# Data provided:
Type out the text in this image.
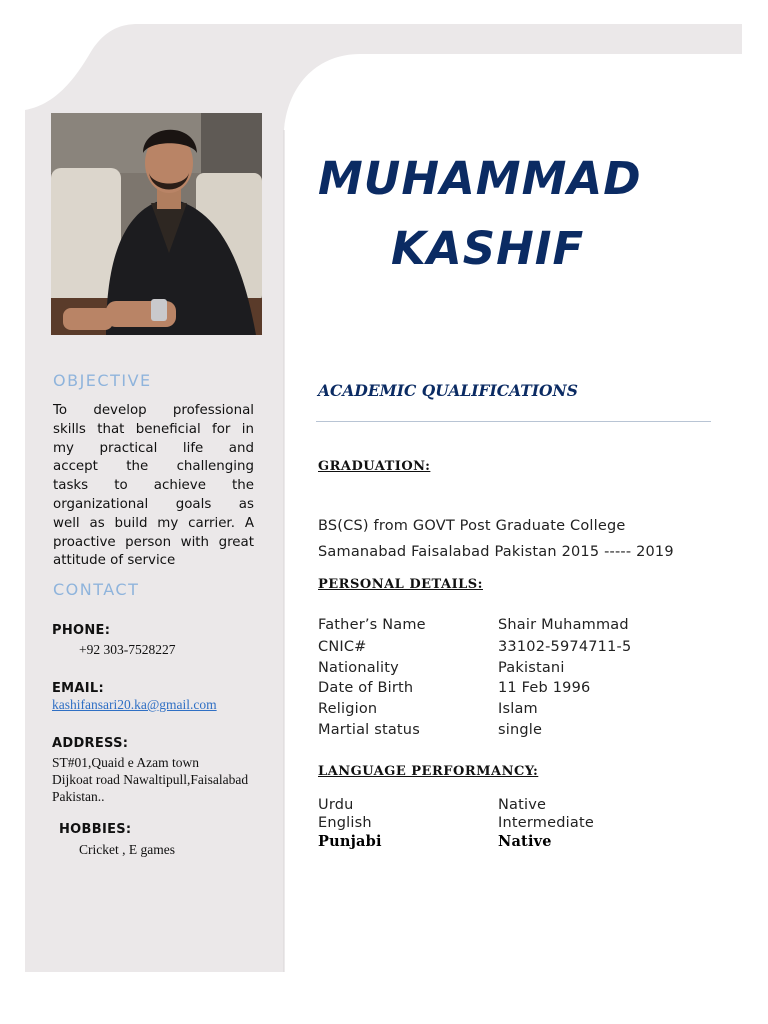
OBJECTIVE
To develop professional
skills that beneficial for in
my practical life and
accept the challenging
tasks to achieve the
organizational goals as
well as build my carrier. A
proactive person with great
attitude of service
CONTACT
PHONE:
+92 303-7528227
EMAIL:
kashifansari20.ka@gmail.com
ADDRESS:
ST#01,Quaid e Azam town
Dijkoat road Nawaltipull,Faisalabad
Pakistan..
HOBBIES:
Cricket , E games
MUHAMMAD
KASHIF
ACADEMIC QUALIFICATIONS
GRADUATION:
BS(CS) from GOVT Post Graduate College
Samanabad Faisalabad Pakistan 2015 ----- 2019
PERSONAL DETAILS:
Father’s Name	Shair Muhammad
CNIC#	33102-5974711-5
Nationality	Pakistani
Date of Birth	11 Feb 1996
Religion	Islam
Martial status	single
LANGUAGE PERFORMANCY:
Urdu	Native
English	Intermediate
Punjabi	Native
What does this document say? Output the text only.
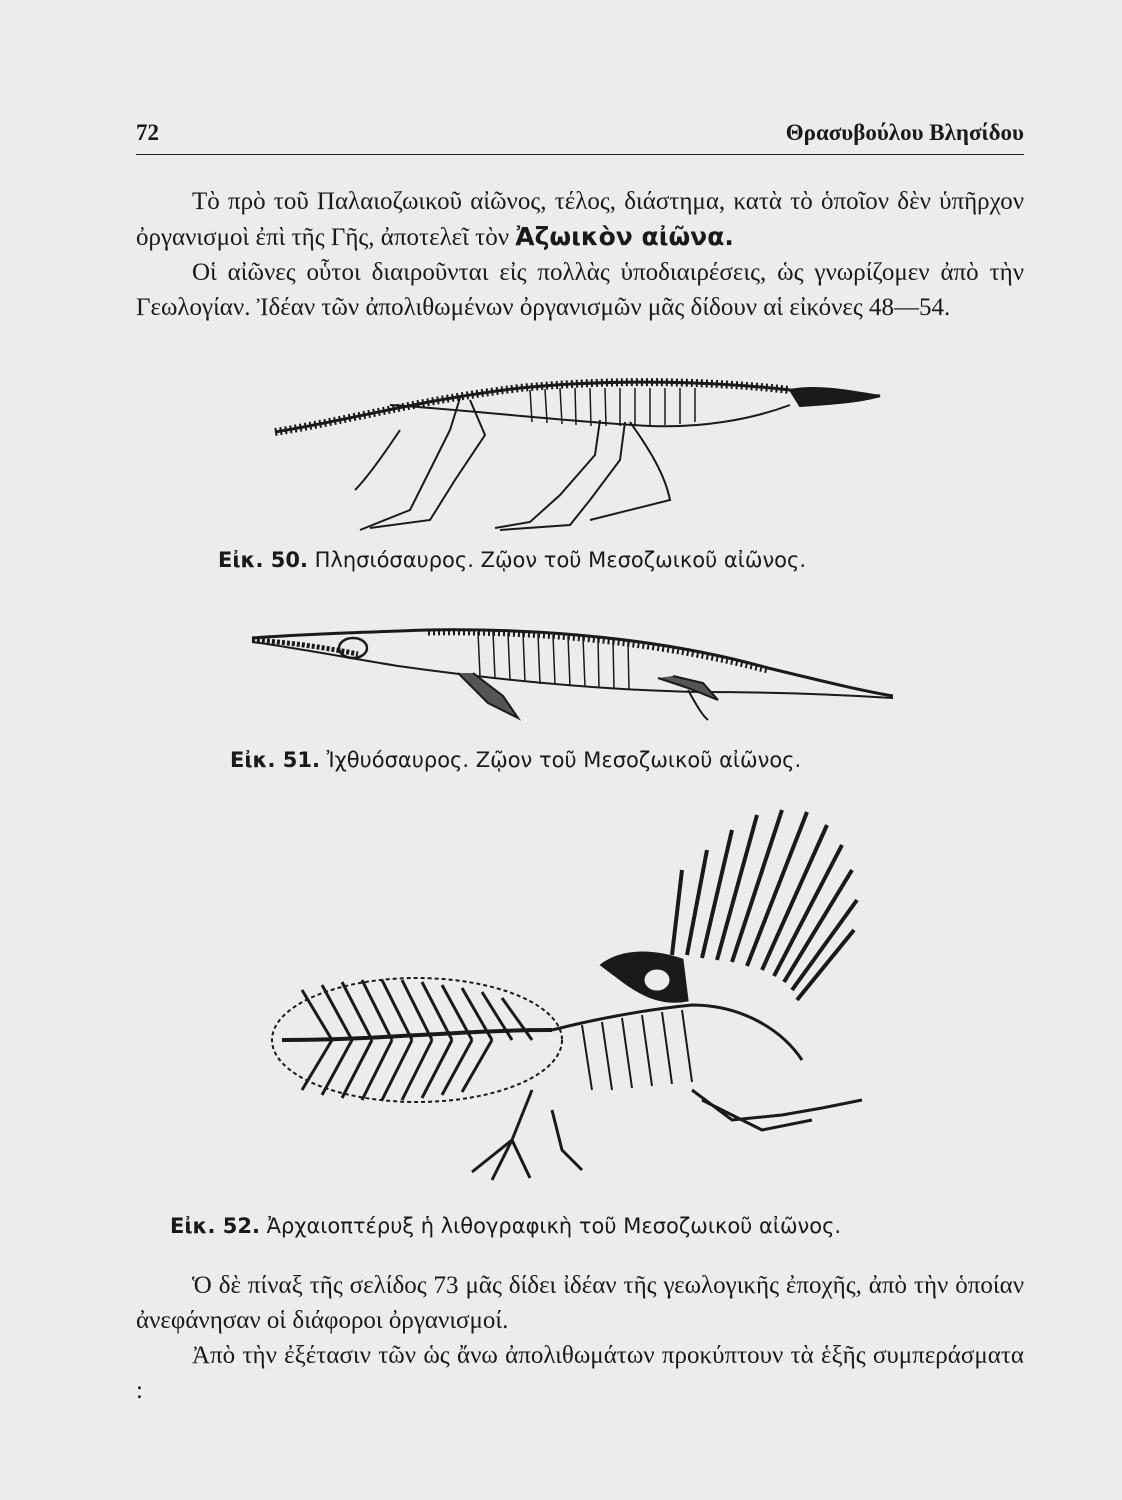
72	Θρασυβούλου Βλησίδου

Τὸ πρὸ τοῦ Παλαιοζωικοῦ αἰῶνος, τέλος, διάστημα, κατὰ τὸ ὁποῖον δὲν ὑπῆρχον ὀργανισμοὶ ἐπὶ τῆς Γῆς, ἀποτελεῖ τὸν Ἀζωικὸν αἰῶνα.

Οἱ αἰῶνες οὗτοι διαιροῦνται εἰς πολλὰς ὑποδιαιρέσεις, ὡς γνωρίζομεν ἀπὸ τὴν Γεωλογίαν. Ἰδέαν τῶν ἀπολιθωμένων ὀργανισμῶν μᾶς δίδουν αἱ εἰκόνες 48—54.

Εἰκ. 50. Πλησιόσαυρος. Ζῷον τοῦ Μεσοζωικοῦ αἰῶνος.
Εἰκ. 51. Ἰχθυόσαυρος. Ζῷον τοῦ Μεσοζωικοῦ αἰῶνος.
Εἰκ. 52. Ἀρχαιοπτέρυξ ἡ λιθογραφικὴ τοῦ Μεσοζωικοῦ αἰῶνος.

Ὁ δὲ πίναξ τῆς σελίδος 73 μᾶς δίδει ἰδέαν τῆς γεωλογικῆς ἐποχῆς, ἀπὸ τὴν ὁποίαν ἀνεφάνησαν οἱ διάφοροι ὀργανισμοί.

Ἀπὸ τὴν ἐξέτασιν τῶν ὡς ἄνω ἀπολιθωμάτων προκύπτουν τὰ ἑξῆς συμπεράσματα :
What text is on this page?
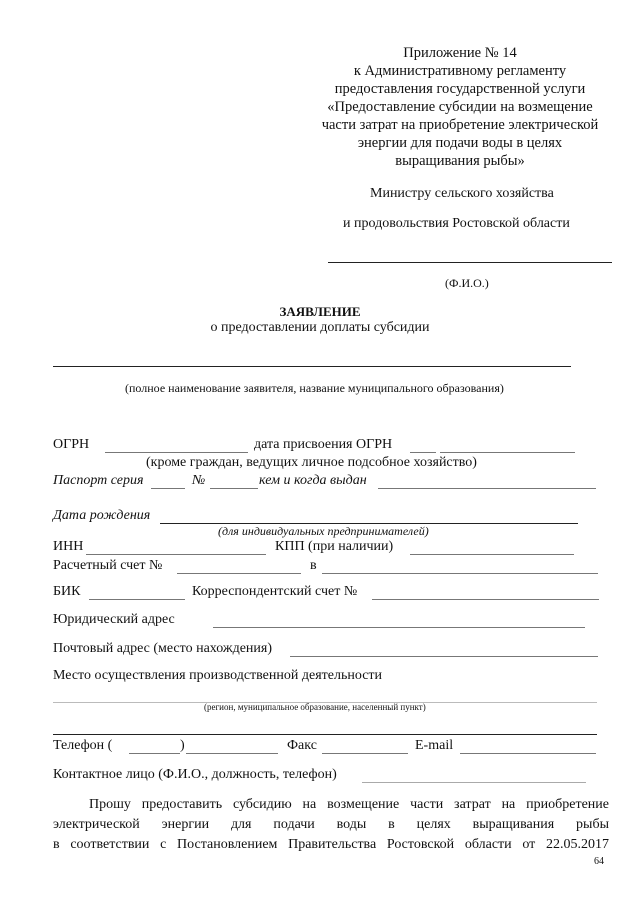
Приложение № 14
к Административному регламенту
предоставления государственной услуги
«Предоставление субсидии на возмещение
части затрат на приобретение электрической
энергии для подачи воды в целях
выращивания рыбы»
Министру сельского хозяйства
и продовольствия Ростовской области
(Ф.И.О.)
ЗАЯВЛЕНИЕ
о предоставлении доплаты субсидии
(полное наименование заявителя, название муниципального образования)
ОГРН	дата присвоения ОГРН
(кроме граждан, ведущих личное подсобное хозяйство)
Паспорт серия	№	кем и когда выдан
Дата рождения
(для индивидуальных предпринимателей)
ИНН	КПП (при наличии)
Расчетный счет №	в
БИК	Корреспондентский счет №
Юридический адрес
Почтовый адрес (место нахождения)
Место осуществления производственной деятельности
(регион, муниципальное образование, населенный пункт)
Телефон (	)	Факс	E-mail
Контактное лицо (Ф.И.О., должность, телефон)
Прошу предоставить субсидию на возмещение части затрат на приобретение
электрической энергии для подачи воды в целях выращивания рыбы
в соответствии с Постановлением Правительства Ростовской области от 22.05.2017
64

# Directions:
Show the lines that mention the word "this".

# Solution:
Type out the text in this image.
What does this document say? Output the text only.
What text is on this page?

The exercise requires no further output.